■ **Aim**
In the entries below, identify every line with the string "wire" and copy it.

■ **Supplied material**
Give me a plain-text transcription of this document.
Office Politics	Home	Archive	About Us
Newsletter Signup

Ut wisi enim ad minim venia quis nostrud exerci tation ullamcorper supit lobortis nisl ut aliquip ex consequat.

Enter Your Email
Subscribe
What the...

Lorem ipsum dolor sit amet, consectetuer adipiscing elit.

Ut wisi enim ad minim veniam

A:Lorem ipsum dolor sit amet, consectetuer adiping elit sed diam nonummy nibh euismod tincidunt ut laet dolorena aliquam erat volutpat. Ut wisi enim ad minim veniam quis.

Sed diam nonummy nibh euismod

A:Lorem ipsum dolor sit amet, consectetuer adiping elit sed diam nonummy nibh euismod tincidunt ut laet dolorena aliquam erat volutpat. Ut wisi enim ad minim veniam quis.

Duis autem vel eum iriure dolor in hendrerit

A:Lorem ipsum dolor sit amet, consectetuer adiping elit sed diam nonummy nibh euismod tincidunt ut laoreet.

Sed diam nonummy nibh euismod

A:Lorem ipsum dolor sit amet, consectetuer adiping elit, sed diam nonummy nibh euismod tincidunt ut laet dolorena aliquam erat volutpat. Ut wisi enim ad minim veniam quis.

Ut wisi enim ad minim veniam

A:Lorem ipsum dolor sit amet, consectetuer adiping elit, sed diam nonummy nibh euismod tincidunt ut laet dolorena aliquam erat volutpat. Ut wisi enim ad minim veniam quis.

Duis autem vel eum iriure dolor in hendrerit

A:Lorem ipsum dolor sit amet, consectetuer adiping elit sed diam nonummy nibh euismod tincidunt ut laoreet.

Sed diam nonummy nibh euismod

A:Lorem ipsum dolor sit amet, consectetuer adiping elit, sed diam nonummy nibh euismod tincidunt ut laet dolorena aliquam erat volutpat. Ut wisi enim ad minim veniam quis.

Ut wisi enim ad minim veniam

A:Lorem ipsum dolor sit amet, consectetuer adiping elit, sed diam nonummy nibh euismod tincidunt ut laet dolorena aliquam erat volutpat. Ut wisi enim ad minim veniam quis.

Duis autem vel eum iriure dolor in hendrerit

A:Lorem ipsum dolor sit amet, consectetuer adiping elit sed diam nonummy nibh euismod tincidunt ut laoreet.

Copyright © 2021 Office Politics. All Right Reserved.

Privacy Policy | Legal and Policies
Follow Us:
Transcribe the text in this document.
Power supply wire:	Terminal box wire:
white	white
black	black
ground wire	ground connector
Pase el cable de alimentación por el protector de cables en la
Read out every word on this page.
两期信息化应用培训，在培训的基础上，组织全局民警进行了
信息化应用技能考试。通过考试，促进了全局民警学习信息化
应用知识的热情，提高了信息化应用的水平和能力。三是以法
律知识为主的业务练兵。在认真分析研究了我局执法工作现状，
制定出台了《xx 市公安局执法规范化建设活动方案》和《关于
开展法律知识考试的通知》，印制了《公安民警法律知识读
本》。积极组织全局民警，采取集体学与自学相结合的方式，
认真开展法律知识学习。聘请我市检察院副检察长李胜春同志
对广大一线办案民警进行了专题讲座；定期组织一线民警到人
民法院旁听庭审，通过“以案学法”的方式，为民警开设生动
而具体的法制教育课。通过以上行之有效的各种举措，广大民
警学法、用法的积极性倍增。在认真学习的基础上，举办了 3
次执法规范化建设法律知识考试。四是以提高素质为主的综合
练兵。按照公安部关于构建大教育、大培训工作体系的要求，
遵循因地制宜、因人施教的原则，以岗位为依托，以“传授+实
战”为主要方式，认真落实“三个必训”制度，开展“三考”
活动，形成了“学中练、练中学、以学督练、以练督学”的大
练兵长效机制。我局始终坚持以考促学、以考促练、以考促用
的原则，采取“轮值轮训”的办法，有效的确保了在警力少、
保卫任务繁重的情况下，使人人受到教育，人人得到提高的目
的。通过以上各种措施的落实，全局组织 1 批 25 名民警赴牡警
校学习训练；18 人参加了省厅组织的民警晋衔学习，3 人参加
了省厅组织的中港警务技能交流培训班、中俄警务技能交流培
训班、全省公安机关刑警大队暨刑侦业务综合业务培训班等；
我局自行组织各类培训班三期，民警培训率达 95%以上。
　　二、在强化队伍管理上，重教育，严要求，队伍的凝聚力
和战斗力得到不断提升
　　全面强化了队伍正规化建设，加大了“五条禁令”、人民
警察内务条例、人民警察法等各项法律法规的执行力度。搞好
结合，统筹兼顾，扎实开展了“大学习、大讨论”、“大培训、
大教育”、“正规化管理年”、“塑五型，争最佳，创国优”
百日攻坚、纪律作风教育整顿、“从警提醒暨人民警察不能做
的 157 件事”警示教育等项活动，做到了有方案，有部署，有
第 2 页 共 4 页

■ **Answer to the problem**
Power supply wire:	Terminal box wire:
ground wire	ground connector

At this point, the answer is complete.